## Task objective
Swap "bar-value-label" for "bar-amount-label" in the data from its first line through the line containing "bar-value-label: 30% (209, 598, 353, 635)". Reproduce those lines with no other change.

## Dataset records
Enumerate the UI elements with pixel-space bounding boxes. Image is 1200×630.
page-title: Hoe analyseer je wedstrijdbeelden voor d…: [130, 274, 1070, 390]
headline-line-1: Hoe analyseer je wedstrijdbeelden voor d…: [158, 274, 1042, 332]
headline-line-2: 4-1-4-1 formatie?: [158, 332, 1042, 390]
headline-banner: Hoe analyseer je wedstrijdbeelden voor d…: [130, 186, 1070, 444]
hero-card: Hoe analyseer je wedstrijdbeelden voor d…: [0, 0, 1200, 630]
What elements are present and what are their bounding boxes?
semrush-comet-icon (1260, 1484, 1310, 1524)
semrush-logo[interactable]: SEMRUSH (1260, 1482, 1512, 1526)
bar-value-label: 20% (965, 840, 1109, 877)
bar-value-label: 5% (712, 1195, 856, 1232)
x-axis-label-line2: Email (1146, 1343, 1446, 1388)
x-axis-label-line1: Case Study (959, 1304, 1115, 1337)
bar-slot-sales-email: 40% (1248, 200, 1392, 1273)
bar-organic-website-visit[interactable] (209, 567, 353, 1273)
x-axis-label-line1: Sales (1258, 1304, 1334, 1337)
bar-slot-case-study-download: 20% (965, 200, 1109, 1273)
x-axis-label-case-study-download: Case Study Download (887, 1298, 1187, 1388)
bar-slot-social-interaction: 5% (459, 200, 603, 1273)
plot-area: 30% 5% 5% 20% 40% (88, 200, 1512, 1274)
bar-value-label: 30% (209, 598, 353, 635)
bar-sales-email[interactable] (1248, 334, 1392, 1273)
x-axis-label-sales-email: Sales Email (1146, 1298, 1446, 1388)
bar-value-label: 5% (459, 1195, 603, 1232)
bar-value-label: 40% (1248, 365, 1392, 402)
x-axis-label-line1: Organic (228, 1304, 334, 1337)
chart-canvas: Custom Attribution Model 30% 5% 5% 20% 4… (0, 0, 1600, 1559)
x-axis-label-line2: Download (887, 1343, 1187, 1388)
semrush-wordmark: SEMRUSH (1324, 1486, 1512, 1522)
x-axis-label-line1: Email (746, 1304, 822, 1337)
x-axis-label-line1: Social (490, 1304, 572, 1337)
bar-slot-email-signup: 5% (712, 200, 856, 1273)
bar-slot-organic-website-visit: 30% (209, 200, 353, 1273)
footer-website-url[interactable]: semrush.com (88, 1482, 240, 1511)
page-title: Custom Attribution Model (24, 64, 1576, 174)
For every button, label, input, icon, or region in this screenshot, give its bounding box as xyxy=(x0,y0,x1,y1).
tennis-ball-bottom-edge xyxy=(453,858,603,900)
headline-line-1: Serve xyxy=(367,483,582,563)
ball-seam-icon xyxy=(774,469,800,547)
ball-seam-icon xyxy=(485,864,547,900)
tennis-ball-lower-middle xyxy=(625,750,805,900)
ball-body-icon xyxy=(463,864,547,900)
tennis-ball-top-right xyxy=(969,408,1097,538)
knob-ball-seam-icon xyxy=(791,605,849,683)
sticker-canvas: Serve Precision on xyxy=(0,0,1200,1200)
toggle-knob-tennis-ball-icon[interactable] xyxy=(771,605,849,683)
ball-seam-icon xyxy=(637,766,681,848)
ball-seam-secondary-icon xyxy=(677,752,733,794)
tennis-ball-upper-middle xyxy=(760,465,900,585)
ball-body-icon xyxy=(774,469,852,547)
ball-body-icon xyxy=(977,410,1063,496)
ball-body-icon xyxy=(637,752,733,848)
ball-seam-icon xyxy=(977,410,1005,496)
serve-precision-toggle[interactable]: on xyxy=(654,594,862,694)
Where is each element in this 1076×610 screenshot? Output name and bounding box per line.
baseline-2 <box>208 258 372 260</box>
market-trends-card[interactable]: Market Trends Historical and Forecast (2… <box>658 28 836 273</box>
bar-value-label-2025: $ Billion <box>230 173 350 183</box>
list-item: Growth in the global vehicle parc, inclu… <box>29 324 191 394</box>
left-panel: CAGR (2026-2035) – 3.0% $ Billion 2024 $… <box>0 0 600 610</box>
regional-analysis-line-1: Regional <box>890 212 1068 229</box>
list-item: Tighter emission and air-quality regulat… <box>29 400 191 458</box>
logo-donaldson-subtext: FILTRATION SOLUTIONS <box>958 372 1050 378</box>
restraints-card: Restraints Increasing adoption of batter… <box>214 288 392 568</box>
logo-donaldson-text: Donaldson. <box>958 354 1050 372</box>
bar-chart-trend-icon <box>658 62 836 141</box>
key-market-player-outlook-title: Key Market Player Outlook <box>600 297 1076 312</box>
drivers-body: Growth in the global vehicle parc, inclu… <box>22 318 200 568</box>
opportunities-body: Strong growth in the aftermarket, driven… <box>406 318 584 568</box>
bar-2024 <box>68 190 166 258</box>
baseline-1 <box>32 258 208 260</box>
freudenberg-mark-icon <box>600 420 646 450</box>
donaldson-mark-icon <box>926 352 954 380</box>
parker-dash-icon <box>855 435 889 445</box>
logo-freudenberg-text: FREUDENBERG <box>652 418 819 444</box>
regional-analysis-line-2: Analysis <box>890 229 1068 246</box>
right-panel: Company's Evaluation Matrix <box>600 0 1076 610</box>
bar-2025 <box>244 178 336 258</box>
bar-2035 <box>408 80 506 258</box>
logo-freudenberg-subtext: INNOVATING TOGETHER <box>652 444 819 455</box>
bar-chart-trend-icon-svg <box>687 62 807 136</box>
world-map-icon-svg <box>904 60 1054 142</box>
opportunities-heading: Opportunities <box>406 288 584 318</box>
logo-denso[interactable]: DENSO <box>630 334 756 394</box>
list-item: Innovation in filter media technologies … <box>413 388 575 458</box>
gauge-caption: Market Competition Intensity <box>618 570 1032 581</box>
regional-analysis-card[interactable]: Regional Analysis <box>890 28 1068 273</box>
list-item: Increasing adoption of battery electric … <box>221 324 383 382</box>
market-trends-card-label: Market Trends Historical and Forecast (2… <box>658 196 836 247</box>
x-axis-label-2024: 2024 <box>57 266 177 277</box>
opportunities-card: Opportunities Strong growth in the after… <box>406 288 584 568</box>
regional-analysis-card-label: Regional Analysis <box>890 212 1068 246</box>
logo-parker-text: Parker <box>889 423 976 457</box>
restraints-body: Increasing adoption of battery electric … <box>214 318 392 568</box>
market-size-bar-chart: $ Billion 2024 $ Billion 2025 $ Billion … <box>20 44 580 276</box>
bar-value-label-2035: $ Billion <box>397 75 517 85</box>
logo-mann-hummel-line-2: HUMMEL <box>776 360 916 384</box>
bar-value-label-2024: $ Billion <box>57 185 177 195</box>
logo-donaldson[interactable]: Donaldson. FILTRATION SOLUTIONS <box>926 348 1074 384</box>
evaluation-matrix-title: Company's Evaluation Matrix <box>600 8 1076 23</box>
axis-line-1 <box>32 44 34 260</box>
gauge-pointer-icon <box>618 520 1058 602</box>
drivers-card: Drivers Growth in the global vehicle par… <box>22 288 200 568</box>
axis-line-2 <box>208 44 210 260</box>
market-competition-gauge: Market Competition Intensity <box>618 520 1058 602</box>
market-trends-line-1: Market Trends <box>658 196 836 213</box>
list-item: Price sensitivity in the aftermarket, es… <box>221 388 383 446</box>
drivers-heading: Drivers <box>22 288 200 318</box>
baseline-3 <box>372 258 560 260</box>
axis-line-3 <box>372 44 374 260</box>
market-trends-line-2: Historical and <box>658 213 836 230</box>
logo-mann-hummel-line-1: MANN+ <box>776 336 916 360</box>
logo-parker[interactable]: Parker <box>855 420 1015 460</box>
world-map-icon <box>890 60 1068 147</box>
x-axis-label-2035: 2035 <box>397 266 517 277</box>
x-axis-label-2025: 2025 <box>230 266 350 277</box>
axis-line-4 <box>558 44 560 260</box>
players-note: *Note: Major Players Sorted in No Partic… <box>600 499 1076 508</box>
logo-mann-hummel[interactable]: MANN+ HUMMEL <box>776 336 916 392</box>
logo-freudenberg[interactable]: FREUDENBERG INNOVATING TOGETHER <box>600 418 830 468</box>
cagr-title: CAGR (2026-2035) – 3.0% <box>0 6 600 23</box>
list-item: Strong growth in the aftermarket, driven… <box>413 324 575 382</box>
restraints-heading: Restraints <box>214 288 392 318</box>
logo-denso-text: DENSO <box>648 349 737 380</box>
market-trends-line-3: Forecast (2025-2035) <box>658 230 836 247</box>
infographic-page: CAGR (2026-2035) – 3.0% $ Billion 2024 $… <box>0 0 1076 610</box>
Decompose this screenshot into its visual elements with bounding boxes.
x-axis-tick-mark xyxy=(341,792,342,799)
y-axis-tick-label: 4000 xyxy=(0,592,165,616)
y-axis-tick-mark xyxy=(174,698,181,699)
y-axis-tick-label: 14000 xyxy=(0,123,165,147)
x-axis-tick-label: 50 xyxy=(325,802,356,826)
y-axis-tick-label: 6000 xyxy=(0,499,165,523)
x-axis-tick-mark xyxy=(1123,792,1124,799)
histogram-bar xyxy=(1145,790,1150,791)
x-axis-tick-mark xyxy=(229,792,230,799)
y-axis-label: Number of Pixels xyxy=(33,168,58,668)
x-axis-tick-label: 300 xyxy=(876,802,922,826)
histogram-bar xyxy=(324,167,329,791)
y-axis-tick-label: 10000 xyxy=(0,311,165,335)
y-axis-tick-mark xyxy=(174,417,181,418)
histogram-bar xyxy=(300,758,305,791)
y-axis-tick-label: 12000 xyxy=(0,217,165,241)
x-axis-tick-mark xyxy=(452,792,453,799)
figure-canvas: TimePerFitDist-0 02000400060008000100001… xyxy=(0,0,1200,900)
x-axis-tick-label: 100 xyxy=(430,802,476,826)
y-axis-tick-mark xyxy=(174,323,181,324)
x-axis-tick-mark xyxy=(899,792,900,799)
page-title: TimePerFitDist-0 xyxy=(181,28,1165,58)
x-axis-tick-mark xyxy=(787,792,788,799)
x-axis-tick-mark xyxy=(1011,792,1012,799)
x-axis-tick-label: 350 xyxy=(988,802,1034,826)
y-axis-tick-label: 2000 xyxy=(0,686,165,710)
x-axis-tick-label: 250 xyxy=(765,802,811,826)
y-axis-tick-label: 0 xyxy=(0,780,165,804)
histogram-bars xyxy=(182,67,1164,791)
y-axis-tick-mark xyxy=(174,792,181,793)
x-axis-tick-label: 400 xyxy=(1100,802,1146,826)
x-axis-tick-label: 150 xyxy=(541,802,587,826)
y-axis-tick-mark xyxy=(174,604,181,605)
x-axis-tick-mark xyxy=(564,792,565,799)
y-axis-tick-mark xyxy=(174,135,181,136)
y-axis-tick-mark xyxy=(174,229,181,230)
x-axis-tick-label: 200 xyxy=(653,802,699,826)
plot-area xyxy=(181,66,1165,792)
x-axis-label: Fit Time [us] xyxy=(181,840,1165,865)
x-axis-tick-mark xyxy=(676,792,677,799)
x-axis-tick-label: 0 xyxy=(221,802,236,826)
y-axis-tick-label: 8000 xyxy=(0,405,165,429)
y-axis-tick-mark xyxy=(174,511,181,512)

## Written solution
Enumerate the UI elements with pixel-space bounding boxes. Image is 1200×630.
page-title: Hoe analyseer je wedstrijdbeelden voor d…: [130, 274, 1070, 390]
headline-line-1: Hoe analyseer je wedstrijdbeelden voor d…: [158, 274, 1042, 332]
headline-line-2: 4-1-4-1 formatie?: [158, 332, 1042, 390]
headline-banner: Hoe analyseer je wedstrijdbeelden voor d…: [130, 186, 1070, 444]
hero-card: Hoe analyseer je wedstrijdbeelden voor d…: [0, 0, 1200, 630]
What elements are present and what are their bounding boxes?
semrush-comet-icon (1260, 1484, 1310, 1524)
semrush-logo[interactable]: SEMRUSH (1260, 1482, 1512, 1526)
bar-amount-label: 20% (965, 840, 1109, 877)
bar-amount-label: 5% (712, 1195, 856, 1232)
x-axis-label-line2: Email (1146, 1343, 1446, 1388)
x-axis-label-line1: Case Study (959, 1304, 1115, 1337)
bar-slot-sales-email: 40% (1248, 200, 1392, 1273)
bar-organic-website-visit[interactable] (209, 567, 353, 1273)
x-axis-label-line1: Sales (1258, 1304, 1334, 1337)
bar-slot-case-study-download: 20% (965, 200, 1109, 1273)
x-axis-label-case-study-download: Case Study Download (887, 1298, 1187, 1388)
bar-slot-social-interaction: 5% (459, 200, 603, 1273)
plot-area: 30% 5% 5% 20% 40% (88, 200, 1512, 1274)
bar-amount-label: 30% (209, 598, 353, 635)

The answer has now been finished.